[Extracted records]
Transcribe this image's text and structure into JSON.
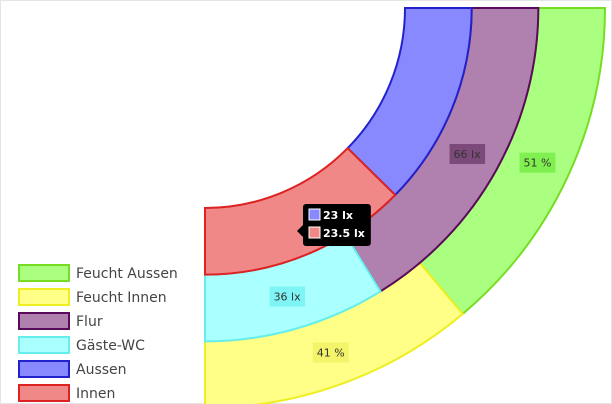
{
  "chart_data": {
    "type": "doughnut",
    "circumference": 90,
    "rings": [
      {
        "series": [
          {
            "name": "Feucht Aussen",
            "color": "#aaff80",
            "border_color": "#77dd22",
            "label_color": "#80f050",
            "values": [
              51
            ],
            "value_labels": [
              "51 %"
            ]
          },
          {
            "name": "Feucht Innen",
            "color": "#ffff88",
            "border_color": "#eeee22",
            "label_color": "#f4f46a",
            "values": [
              41
            ],
            "value_labels": [
              "41 %"
            ]
          }
        ]
      },
      {
        "series": [
          {
            "name": "Flur",
            "color": "#b080ae",
            "border_color": "#5a0a5a",
            "label_color": "#7c4a7a",
            "values": [
              66
            ],
            "value_labels": [
              "66 lx"
            ]
          },
          {
            "name": "Gäste-WC",
            "color": "#aaffff",
            "border_color": "#66eeee",
            "label_color": "#7ff4f4",
            "values": [
              36
            ],
            "value_labels": [
              "36 lx"
            ]
          }
        ]
      },
      {
        "series": [
          {
            "name": "Aussen",
            "color": "#8888ff",
            "border_color": "#2222cc",
            "values": [
              23
            ],
            "value_labels": [
              "23 lx"
            ]
          },
          {
            "name": "Innen",
            "color": "#f08888",
            "border_color": "#dd2222",
            "values": [
              23.5
            ],
            "value_labels": [
              "23.5 lx"
            ]
          }
        ]
      }
    ],
    "tooltip_ring": 2
  }
}
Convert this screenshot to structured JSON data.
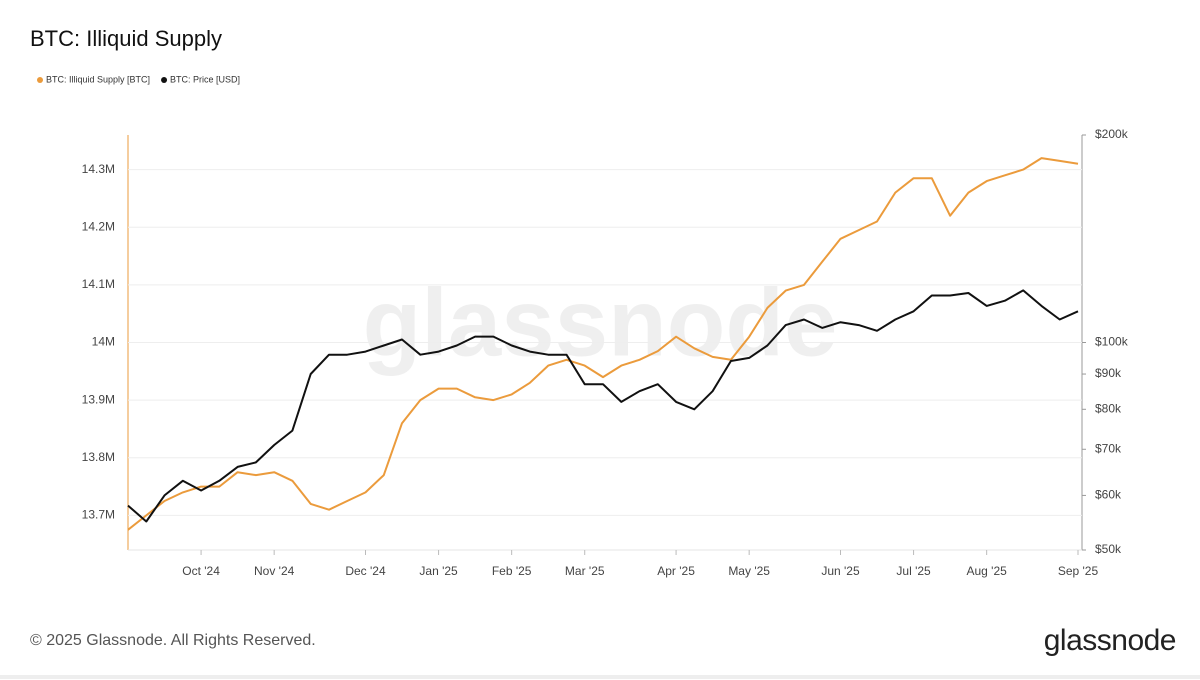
{
  "chart_data": {
    "type": "line",
    "title": "BTC: Illiquid Supply",
    "watermark": "glassnode",
    "categories": [
      null,
      null,
      null,
      null,
      "Oct '24",
      null,
      null,
      null,
      "Nov '24",
      null,
      null,
      null,
      null,
      "Dec '24",
      null,
      null,
      null,
      "Jan '25",
      null,
      null,
      null,
      "Feb '25",
      null,
      null,
      null,
      "Mar '25",
      null,
      null,
      null,
      null,
      "Apr '25",
      null,
      null,
      null,
      "May '25",
      null,
      null,
      null,
      null,
      "Jun '25",
      null,
      null,
      null,
      "Jul '25",
      null,
      null,
      null,
      "Aug '25",
      null,
      null,
      null,
      null,
      "Sep '25"
    ],
    "series": [
      {
        "name": "BTC: Illiquid Supply [BTC]",
        "color": "#eb9b3c",
        "axis": "y",
        "values": [
          13675000,
          13700000,
          13725000,
          13740000,
          13750000,
          13750000,
          13775000,
          13770000,
          13775000,
          13760000,
          13720000,
          13710000,
          13725000,
          13740000,
          13770000,
          13860000,
          13900000,
          13920000,
          13920000,
          13905000,
          13900000,
          13910000,
          13930000,
          13960000,
          13970000,
          13960000,
          13940000,
          13960000,
          13970000,
          13985000,
          14010000,
          13990000,
          13975000,
          13970000,
          14010000,
          14060000,
          14090000,
          14100000,
          14140000,
          14180000,
          14195000,
          14210000,
          14260000,
          14285000,
          14285000,
          14220000,
          14260000,
          14280000,
          14290000,
          14300000,
          14320000,
          14315000,
          14310000
        ]
      },
      {
        "name": "BTC: Price [USD]",
        "color": "#111111",
        "axis": "y2",
        "values": [
          58000,
          55000,
          60000,
          63000,
          61000,
          63000,
          66000,
          67000,
          71000,
          74500,
          90000,
          96000,
          96000,
          97000,
          99000,
          101000,
          96000,
          97000,
          99000,
          102000,
          102000,
          99000,
          97000,
          96000,
          96000,
          87000,
          87000,
          82000,
          85000,
          87000,
          82000,
          80000,
          85000,
          94000,
          95000,
          99000,
          106000,
          108000,
          105000,
          107000,
          106000,
          104000,
          108000,
          111000,
          117000,
          117000,
          118000,
          113000,
          115000,
          119000,
          113000,
          108000,
          111000
        ]
      }
    ],
    "ylim": [
      13640000,
      14360000
    ],
    "yticks": [
      {
        "value": 13700000,
        "label": "13.7M"
      },
      {
        "value": 13800000,
        "label": "13.8M"
      },
      {
        "value": 13900000,
        "label": "13.9M"
      },
      {
        "value": 14000000,
        "label": "14M"
      },
      {
        "value": 14100000,
        "label": "14.1M"
      },
      {
        "value": 14200000,
        "label": "14.2M"
      },
      {
        "value": 14300000,
        "label": "14.3M"
      }
    ],
    "y2lim": [
      50000,
      200000
    ],
    "y2log": true,
    "y2ticks": [
      {
        "value": 50000,
        "label": "$50k"
      },
      {
        "value": 60000,
        "label": "$60k"
      },
      {
        "value": 70000,
        "label": "$70k"
      },
      {
        "value": 80000,
        "label": "$80k"
      },
      {
        "value": 90000,
        "label": "$90k"
      },
      {
        "value": 100000,
        "label": "$100k"
      },
      {
        "value": 200000,
        "label": "$200k"
      }
    ],
    "grid": true,
    "legend": "top-left"
  },
  "footer": {
    "copyright": "© 2025 Glassnode. All Rights Reserved.",
    "logo": "glassnode"
  }
}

» **EXERCISE**
Write out again every line above exactly as given; the pictures do not belong in the copy.

» **RESPONSE TO THE TASK**
Transcribe this image's text and structure into JSON.
{
  "chart_data": {
    "type": "doughnut",
    "circumference": 90,
    "rings": [
      {
        "series": [
          {
            "name": "Feucht Aussen",
            "color": "#aaff80",
            "border_color": "#77dd22",
            "label_color": "#80f050",
            "values": [
              51
            ],
            "value_labels": [
              "51 %"
            ]
          },
          {
            "name": "Feucht Innen",
            "color": "#ffff88",
            "border_color": "#eeee22",
            "label_color": "#f4f46a",
            "values": [
              41
            ],
            "value_labels": [
              "41 %"
            ]
          }
        ]
      },
      {
        "series": [
          {
            "name": "Flur",
            "color": "#b080ae",
            "border_color": "#5a0a5a",
            "label_color": "#7c4a7a",
            "values": [
              66
            ],
            "value_labels": [
              "66 lx"
            ]
          },
          {
            "name": "Gäste-WC",
            "color": "#aaffff",
            "border_color": "#66eeee",
            "label_color": "#7ff4f4",
            "values": [
              36
            ],
            "value_labels": [
              "36 lx"
            ]
          }
        ]
      },
      {
        "series": [
          {
            "name": "Aussen",
            "color": "#8888ff",
            "border_color": "#2222cc",
            "values": [
              23
            ],
            "value_labels": [
              "23 lx"
            ]
          },
          {
            "name": "Innen",
            "color": "#f08888",
            "border_color": "#dd2222",
            "values": [
              23.5
            ],
            "value_labels": [
              "23.5 lx"
            ]
          }
        ]
      }
    ],
    "tooltip_ring": 2
  }
}
Convert this screenshot to structured JSON data.
{
  "chart_data": {
    "type": "line",
    "title": "BTC: Illiquid Supply",
    "watermark": "glassnode",
    "categories": [
      null,
      null,
      null,
      null,
      "Oct '24",
      null,
      null,
      null,
      "Nov '24",
      null,
      null,
      null,
      null,
      "Dec '24",
      null,
      null,
      null,
      "Jan '25",
      null,
      null,
      null,
      "Feb '25",
      null,
      null,
      null,
      "Mar '25",
      null,
      null,
      null,
      null,
      "Apr '25",
      null,
      null,
      null,
      "May '25",
      null,
      null,
      null,
      null,
      "Jun '25",
      null,
      null,
      null,
      "Jul '25",
      null,
      null,
      null,
      "Aug '25",
      null,
      null,
      null,
      null,
      "Sep '25"
    ],
    "series": [
      {
        "name": "BTC: Illiquid Supply [BTC]",
        "color": "#eb9b3c",
        "axis": "y",
        "values": [
          13675000,
          13700000,
          13725000,
          13740000,
          13750000,
          13750000,
          13775000,
          13770000,
          13775000,
          13760000,
          13720000,
          13710000,
          13725000,
          13740000,
          13770000,
          13860000,
          13900000,
          13920000,
          13920000,
          13905000,
          13900000,
          13910000,
          13930000,
          13960000,
          13970000,
          13960000,
          13940000,
          13960000,
          13970000,
          13985000,
          14010000,
          13990000,
          13975000,
          13970000,
          14010000,
          14060000,
          14090000,
          14100000,
          14140000,
          14180000,
          14195000,
          14210000,
          14260000,
          14285000,
          14285000,
          14220000,
          14260000,
          14280000,
          14290000,
          14300000,
          14320000,
          14315000,
          14310000
        ]
      },
      {
        "name": "BTC: Price [USD]",
        "color": "#111111",
        "axis": "y2",
        "values": [
          58000,
          55000,
          60000,
          63000,
          61000,
          63000,
          66000,
          67000,
          71000,
          74500,
          90000,
          96000,
          96000,
          97000,
          99000,
          101000,
          96000,
          97000,
          99000,
          102000,
          102000,
          99000,
          97000,
          96000,
          96000,
          87000,
          87000,
          82000,
          85000,
          87000,
          82000,
          80000,
          85000,
          94000,
          95000,
          99000,
          106000,
          108000,
          105000,
          107000,
          106000,
          104000,
          108000,
          111000,
          117000,
          117000,
          118000,
          113000,
          115000,
          119000,
          113000,
          108000,
          111000
        ]
      }
    ],
    "ylim": [
      13640000,
      14360000
    ],
    "yticks": [
      {
        "value": 13700000,
        "label": "13.7M"
      },
      {
        "value": 13800000,
        "label": "13.8M"
      },
      {
        "value": 13900000,
        "label": "13.9M"
      },
      {
        "value": 14000000,
        "label": "14M"
      },
      {
        "value": 14100000,
        "label": "14.1M"
      },
      {
        "value": 14200000,
        "label": "14.2M"
      },
      {
        "value": 14300000,
        "label": "14.3M"
      }
    ],
    "y2lim": [
      50000,
      200000
    ],
    "y2log": true,
    "y2ticks": [
      {
        "value": 50000,
        "label": "$50k"
      },
      {
        "value": 60000,
        "label": "$60k"
      },
      {
        "value": 70000,
        "label": "$70k"
      },
      {
        "value": 80000,
        "label": "$80k"
      },
      {
        "value": 90000,
        "label": "$90k"
      },
      {
        "value": 100000,
        "label": "$100k"
      },
      {
        "value": 200000,
        "label": "$200k"
      }
    ],
    "grid": true,
    "legend": "top-left"
  },
  "footer": {
    "copyright": "© 2025 Glassnode. All Rights Reserved.",
    "logo": "glassnode"
  }
}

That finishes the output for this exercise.